Modifiez le passage de l’extrait du document qui va de « Cette norme conduirait » à « de leurs activités. » en remplaçant « siècles » par « générations », puis redonnez-le en entier.

■ **Extrait du document**
──────

Une agriculture familiale performante, « moderne », n’est-elle pas encore aujourd’hui perçue par les sociétés occidentales et leurs politiques publiques comme devant reposer sur des exploitations agricoles spécialisées, conduites à temps complet par un couple d’agriculteurs professionnels ?
Cette norme conduirait à considérer que, sur la voie du développement agricole, toutes les autres façons de pratiquer l’agriculture — en particulier la combinaison d’activités — ne sont que des « épiphénomènes », des situations transitoires amenées à disparaître. Mais force serait alors de reconnaître que certaines paysanneries du monde, comme celles des Andes australes de l’Équateur, se révèlent « anormales » et toujours en transition… Véritable paradoxe, puisqu’elles perdurent depuis des siècles, en modifiant néanmoins, en fonction des transformations de leur environnement socio-économique, les formes de combinaison de leurs activités.
Un mode de reproduction sociale hérité de l’histoire.
À l’époque précolombienne, une agriculture combinée à d’autres activités.
L’organisation de la production agricole des sociétés andines reposait sur la mise en valeur complémentaire d’écosystèmes étagés. Le contrôle de ces derniers autorisait une forte diversification de productions animales et végétales. Ceci facilitait la dispersion du risque de mauvaise récolte globale, et favorisait la gestion optimale de la force de travail dans le temps et dans l’espace, moyennant la conduite de calendriers culturaux alternés.
La mise en œuvre de systèmes de polyculture-élevage, fragmentés et exigeants en travail, limita l’émergence d’une société fortement hiérarchisée et spécialisée. Pour la majorité des ménages paysans, l’agriculture était alors déjà combinée à d’autres activités, s’inscrivant dans le prolongement de l’acte de production initial et mobilisant des savoir-faire complémentaires (artisanat textile, médecine traditionnelle).

──────

■ **Lignes enregistrées**
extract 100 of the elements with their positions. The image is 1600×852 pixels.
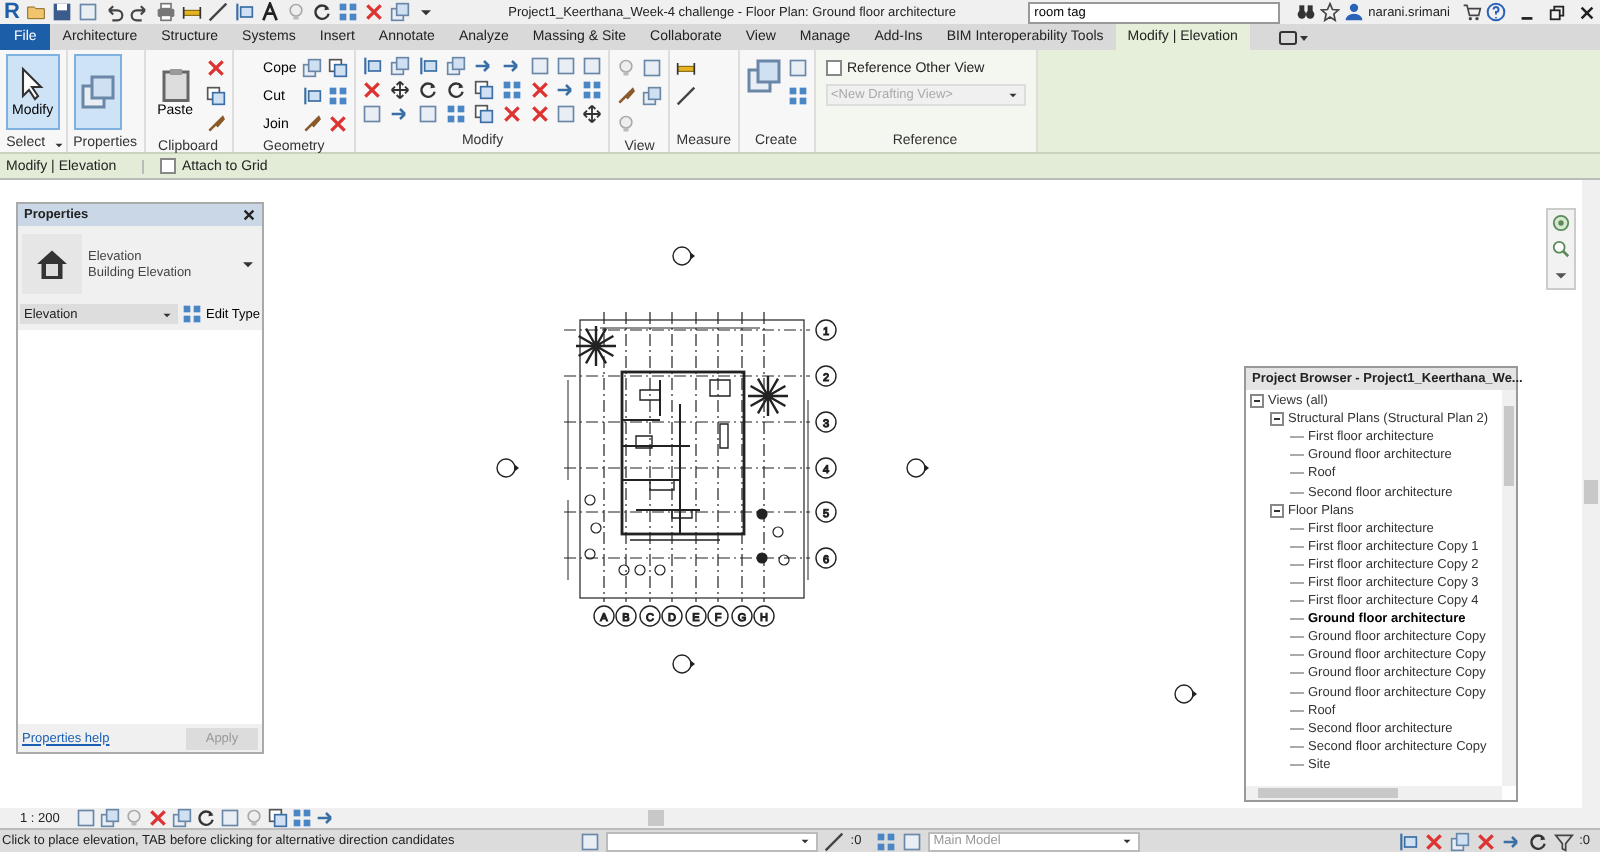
grid-icon [446, 104, 467, 124]
caret-icon [1005, 88, 1019, 102]
star-icon [1320, 2, 1341, 22]
bulb-icon [616, 58, 637, 78]
elevation-marker-icon[interactable] [496, 458, 519, 478]
grid-icon [875, 831, 896, 851]
layers-icon [390, 56, 411, 76]
steering-wheel-icon[interactable] [1552, 214, 1570, 232]
brush-icon [205, 114, 226, 134]
copy-icon [328, 58, 349, 78]
square-icon [530, 56, 551, 76]
layers-icon [302, 58, 323, 78]
x-icon [205, 58, 226, 78]
grid-icon [328, 86, 349, 106]
move-arrows-icon [390, 80, 411, 100]
horizontal-scrollbar[interactable] [1246, 786, 1502, 800]
house-icon [34, 246, 70, 282]
help-icon [1486, 2, 1506, 22]
text-icon [260, 2, 280, 22]
square-icon [580, 831, 601, 851]
vertical-scrollbar[interactable] [1582, 180, 1600, 808]
ruler-icon [182, 2, 202, 22]
x-icon [530, 80, 551, 100]
x-icon [364, 2, 384, 22]
layers-icon [1449, 831, 1470, 851]
app-logo[interactable]: R [4, 0, 22, 24]
binoculars-icon [1296, 2, 1317, 22]
caret-icon [798, 834, 813, 848]
zoom-icon[interactable] [1552, 240, 1570, 258]
layers-icon [745, 58, 781, 94]
copy-icon [474, 80, 495, 100]
ruler-icon [676, 58, 697, 78]
brush-icon [616, 86, 637, 106]
caret-icon [1119, 834, 1134, 848]
x-icon [530, 104, 551, 124]
square-icon [362, 104, 383, 124]
rotate-icon [446, 80, 467, 100]
move-arrows-icon [582, 104, 603, 124]
printer-icon [156, 2, 176, 22]
x-icon [1423, 831, 1444, 851]
rotate-icon [196, 808, 216, 828]
layers-icon [642, 86, 663, 106]
x-icon [148, 808, 168, 828]
elevation-marker-icon[interactable] [906, 458, 929, 478]
arrow-icon [1501, 831, 1522, 851]
clipboard-icon [157, 66, 194, 102]
user-icon [1344, 2, 1365, 22]
close-icon[interactable] [242, 208, 256, 222]
brush-icon [302, 114, 323, 134]
arrow-icon [390, 104, 411, 124]
square-icon [787, 58, 807, 78]
rotate-icon [312, 2, 332, 22]
arrow-icon [556, 80, 577, 100]
square-icon [556, 56, 577, 76]
x-icon [362, 80, 383, 100]
panel-toggle-icon[interactable] [1277, 29, 1310, 45]
arrow-icon [316, 808, 336, 828]
x-icon [328, 114, 349, 134]
square-icon [642, 58, 663, 78]
square-icon [556, 104, 577, 124]
undo-icon [104, 2, 124, 22]
elevation-marker-icon[interactable] [1174, 684, 1197, 704]
square-icon [582, 56, 603, 76]
layers-icon [79, 74, 116, 110]
align-icon [234, 2, 254, 22]
arrow-icon [474, 56, 495, 76]
line-icon [676, 86, 697, 106]
layers-icon [446, 56, 467, 76]
rotate-icon [1527, 831, 1548, 851]
restore-icon[interactable] [1548, 3, 1566, 21]
elevation-marker-icon[interactable] [672, 246, 695, 266]
grid-icon [787, 86, 807, 106]
collapse-icon[interactable] [1270, 503, 1284, 518]
grid-icon [292, 808, 312, 828]
copy-icon [205, 86, 226, 106]
filter-icon[interactable] [1553, 831, 1574, 851]
cart-icon [1462, 2, 1482, 22]
grid-icon [182, 304, 203, 324]
align-icon [418, 56, 439, 76]
redo-icon [130, 2, 150, 22]
elevation-marker-icon[interactable] [672, 654, 695, 674]
align-icon [362, 56, 383, 76]
rotate-icon [418, 80, 439, 100]
align-icon [302, 86, 323, 106]
vertical-scrollbar[interactable] [1502, 390, 1516, 786]
grid-icon [502, 80, 523, 100]
arrow-icon [502, 56, 523, 76]
bulb-icon [616, 114, 637, 134]
square-icon [418, 104, 439, 124]
copy-icon [474, 104, 495, 124]
collapse-icon[interactable] [1270, 412, 1284, 427]
line-icon [824, 831, 845, 851]
properties-button[interactable] [73, 54, 122, 130]
line-icon [208, 2, 228, 22]
align-icon [1397, 831, 1418, 851]
x-icon [1475, 831, 1496, 851]
collapse-icon[interactable] [1250, 394, 1264, 409]
close-icon[interactable] [1578, 3, 1596, 21]
square-icon [901, 831, 922, 851]
grid-icon [338, 2, 358, 22]
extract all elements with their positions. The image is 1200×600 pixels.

──────

■ **Réponse attendue**
Cette norme conduirait à considérer que, sur la voie du développement agricole, toutes les autres façons de pratiquer l’agriculture — en particulier la combinaison d’activités — ne sont que des « épiphénomènes », des situations transitoires amenées à disparaître. Mais force serait alors de reconnaître que certaines paysanneries du monde, comme celles des Andes australes de l’Équateur, se révèlent « anormales » et toujours en transition… Véritable paradoxe, puisqu’elles perdurent depuis des générations, en modifiant néanmoins, en fonction des transformations de leur environnement socio-économique, les formes de combinaison de leurs activités.